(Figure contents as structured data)
━━━━━━━━━━━━━━━━━━━━━━━━━━━━━━

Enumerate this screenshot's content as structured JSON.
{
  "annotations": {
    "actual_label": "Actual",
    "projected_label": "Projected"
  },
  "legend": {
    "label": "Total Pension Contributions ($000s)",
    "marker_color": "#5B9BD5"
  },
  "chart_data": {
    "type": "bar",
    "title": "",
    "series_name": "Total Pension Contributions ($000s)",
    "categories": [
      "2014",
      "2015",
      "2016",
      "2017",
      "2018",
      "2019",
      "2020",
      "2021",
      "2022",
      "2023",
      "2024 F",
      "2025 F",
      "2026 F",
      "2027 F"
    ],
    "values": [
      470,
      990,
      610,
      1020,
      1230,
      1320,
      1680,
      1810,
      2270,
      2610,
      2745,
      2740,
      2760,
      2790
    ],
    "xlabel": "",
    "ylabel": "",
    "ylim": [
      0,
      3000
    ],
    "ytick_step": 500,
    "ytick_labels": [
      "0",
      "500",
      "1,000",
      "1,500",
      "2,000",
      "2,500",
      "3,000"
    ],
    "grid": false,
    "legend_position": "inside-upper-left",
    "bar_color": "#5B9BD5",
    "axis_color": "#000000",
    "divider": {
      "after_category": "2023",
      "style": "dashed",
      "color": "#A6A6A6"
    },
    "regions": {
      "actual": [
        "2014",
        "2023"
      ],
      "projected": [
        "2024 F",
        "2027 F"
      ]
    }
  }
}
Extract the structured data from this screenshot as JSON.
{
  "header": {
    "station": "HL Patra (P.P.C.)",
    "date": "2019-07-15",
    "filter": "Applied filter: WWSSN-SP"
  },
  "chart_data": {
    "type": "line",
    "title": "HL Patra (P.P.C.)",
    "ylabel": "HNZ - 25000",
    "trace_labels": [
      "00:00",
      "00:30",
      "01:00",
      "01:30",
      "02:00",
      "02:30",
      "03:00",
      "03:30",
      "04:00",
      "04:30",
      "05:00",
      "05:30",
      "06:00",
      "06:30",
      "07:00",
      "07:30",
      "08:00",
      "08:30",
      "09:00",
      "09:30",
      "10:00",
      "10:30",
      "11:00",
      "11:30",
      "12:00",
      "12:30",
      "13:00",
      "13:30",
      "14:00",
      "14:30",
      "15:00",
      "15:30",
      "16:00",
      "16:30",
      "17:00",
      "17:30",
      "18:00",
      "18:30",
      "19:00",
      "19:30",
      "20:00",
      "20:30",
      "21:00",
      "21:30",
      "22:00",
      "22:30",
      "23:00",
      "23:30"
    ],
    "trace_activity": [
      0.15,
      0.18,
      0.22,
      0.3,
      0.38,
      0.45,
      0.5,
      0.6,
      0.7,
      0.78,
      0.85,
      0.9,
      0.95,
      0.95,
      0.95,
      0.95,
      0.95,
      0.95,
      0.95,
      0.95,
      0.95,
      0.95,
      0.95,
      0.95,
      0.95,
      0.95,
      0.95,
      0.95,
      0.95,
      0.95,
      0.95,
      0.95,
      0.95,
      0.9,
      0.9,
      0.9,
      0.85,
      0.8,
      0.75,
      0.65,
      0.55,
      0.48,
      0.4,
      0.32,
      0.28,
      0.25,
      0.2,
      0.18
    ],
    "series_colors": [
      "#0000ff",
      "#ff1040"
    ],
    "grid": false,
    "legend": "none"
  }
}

━━━━━━━━━━━━━━━━━━━━━━━━━━━━━━

Print back all the lines verbatim.

Enumerate this screenshot's content as structured JSON.
{
  "annotations": {
    "actual_label": "Actual",
    "projected_label": "Projected"
  },
  "legend": {
    "label": "Total Pension Contributions ($000s)",
    "marker_color": "#5B9BD5"
  },
  "chart_data": {
    "type": "bar",
    "title": "",
    "series_name": "Total Pension Contributions ($000s)",
    "categories": [
      "2014",
      "2015",
      "2016",
      "2017",
      "2018",
      "2019",
      "2020",
      "2021",
      "2022",
      "2023",
      "2024 F",
      "2025 F",
      "2026 F",
      "2027 F"
    ],
    "values": [
      470,
      990,
      610,
      1020,
      1230,
      1320,
      1680,
      1810,
      2270,
      2610,
      2745,
      2740,
      2760,
      2790
    ],
    "xlabel": "",
    "ylabel": "",
    "ylim": [
      0,
      3000
    ],
    "ytick_step": 500,
    "ytick_labels": [
      "0",
      "500",
      "1,000",
      "1,500",
      "2,000",
      "2,500",
      "3,000"
    ],
    "grid": false,
    "legend_position": "inside-upper-left",
    "bar_color": "#5B9BD5",
    "axis_color": "#000000",
    "divider": {
      "after_category": "2023",
      "style": "dashed",
      "color": "#A6A6A6"
    },
    "regions": {
      "actual": [
        "2014",
        "2023"
      ],
      "projected": [
        "2024 F",
        "2027 F"
      ]
    }
  }
}
Extract the structured data from this screenshot as JSON.
{
  "header": {
    "station": "HL Patra (P.P.C.)",
    "date": "2019-07-15",
    "filter": "Applied filter: WWSSN-SP"
  },
  "chart_data": {
    "type": "line",
    "title": "HL Patra (P.P.C.)",
    "ylabel": "HNZ - 25000",
    "trace_labels": [
      "00:00",
      "00:30",
      "01:00",
      "01:30",
      "02:00",
      "02:30",
      "03:00",
      "03:30",
      "04:00",
      "04:30",
      "05:00",
      "05:30",
      "06:00",
      "06:30",
      "07:00",
      "07:30",
      "08:00",
      "08:30",
      "09:00",
      "09:30",
      "10:00",
      "10:30",
      "11:00",
      "11:30",
      "12:00",
      "12:30",
      "13:00",
      "13:30",
      "14:00",
      "14:30",
      "15:00",
      "15:30",
      "16:00",
      "16:30",
      "17:00",
      "17:30",
      "18:00",
      "18:30",
      "19:00",
      "19:30",
      "20:00",
      "20:30",
      "21:00",
      "21:30",
      "22:00",
      "22:30",
      "23:00",
      "23:30"
    ],
    "trace_activity": [
      0.15,
      0.18,
      0.22,
      0.3,
      0.38,
      0.45,
      0.5,
      0.6,
      0.7,
      0.78,
      0.85,
      0.9,
      0.95,
      0.95,
      0.95,
      0.95,
      0.95,
      0.95,
      0.95,
      0.95,
      0.95,
      0.95,
      0.95,
      0.95,
      0.95,
      0.95,
      0.95,
      0.95,
      0.95,
      0.95,
      0.95,
      0.95,
      0.95,
      0.9,
      0.9,
      0.9,
      0.85,
      0.8,
      0.75,
      0.65,
      0.55,
      0.48,
      0.4,
      0.32,
      0.28,
      0.25,
      0.2,
      0.18
    ],
    "series_colors": [
      "#0000ff",
      "#ff1040"
    ],
    "grid": false,
    "legend": "none"
  }
}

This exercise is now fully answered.